DO THIS:
Look through the data below and count each line where the word "октября" appears. Reply with the count alone.

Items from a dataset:

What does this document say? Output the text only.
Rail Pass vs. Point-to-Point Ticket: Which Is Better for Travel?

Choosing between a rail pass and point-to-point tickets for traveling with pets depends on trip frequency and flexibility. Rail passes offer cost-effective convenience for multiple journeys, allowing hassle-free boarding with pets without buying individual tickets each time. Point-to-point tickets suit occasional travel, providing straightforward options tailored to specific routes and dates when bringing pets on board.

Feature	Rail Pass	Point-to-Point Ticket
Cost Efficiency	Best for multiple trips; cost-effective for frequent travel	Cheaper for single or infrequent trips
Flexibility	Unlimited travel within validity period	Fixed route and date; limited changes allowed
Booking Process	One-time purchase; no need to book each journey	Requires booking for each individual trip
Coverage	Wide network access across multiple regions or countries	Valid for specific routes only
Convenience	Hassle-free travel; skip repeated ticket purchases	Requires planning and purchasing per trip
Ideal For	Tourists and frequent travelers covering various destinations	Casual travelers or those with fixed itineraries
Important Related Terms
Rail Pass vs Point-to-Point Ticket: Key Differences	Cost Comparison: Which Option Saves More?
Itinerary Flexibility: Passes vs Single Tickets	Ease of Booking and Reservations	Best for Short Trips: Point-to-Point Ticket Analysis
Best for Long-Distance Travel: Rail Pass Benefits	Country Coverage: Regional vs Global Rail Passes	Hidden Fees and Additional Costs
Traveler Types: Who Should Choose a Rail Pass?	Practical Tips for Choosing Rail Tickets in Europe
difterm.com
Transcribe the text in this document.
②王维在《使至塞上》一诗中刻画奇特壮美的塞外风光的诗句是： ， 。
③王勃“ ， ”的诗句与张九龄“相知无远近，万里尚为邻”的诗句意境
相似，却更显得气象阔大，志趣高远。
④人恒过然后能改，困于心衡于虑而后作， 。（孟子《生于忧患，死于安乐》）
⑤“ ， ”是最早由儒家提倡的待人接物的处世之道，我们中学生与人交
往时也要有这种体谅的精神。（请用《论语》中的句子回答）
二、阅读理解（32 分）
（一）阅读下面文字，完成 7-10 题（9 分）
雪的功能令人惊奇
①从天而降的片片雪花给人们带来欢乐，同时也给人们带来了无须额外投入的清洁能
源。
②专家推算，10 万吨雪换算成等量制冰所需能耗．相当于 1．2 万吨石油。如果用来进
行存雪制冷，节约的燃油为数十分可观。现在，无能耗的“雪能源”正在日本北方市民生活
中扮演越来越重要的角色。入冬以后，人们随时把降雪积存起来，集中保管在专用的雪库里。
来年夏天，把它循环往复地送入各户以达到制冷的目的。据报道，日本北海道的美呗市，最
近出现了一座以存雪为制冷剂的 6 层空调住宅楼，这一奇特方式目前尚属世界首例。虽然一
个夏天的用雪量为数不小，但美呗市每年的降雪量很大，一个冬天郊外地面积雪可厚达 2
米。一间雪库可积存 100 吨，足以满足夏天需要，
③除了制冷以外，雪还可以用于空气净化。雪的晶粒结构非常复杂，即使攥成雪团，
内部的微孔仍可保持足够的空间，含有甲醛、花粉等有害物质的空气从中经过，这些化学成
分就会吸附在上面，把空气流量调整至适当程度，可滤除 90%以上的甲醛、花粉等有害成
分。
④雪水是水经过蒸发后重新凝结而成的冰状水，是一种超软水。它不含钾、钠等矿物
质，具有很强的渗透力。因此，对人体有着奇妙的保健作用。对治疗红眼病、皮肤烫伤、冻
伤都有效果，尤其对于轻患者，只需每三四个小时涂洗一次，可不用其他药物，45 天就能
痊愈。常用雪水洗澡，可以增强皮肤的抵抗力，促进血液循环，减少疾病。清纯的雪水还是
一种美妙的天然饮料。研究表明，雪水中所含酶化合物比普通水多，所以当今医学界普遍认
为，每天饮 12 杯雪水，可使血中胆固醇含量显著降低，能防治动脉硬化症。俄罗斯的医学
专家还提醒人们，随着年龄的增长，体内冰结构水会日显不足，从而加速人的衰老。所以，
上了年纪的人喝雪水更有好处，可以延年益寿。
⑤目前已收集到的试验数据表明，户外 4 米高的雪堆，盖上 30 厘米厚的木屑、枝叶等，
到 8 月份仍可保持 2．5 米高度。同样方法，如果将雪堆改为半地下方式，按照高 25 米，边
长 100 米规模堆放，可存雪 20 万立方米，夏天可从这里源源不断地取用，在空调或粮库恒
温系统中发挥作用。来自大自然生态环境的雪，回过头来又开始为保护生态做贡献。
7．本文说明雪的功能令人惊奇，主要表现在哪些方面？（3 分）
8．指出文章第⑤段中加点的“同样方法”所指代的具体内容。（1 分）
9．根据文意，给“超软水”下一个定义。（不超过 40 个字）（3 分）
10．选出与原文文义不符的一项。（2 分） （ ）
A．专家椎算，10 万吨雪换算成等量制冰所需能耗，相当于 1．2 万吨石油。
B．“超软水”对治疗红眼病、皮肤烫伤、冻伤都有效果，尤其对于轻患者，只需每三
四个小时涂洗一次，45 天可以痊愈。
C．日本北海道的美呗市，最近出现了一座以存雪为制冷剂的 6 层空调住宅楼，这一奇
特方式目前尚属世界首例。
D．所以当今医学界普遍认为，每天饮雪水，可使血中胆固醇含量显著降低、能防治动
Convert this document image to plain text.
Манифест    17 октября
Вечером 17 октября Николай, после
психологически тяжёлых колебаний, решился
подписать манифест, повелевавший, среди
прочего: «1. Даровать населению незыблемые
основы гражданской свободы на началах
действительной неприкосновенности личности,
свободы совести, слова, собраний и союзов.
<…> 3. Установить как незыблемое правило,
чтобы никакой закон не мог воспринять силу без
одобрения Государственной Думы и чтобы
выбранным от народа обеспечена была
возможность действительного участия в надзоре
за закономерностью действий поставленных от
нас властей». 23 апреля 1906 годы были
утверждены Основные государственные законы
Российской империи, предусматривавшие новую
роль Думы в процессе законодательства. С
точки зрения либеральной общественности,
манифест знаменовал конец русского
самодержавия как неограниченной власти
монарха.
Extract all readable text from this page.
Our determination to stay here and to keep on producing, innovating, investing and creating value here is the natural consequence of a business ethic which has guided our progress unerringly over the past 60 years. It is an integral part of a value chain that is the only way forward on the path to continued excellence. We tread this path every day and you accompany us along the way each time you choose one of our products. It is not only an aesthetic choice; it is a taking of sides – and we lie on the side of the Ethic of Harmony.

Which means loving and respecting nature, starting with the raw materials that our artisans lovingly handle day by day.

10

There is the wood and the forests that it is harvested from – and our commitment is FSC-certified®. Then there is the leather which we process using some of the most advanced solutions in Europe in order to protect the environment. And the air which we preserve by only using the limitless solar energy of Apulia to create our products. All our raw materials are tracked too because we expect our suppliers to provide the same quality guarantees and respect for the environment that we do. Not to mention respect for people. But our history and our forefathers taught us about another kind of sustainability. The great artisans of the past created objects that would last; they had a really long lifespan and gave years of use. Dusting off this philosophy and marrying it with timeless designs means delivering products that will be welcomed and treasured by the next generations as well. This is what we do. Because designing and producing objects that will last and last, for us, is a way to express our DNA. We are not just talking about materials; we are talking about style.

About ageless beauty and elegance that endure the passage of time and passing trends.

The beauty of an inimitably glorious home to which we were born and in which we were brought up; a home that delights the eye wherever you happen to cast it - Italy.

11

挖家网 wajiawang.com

ANSWER TO THIS PROBLEM:
2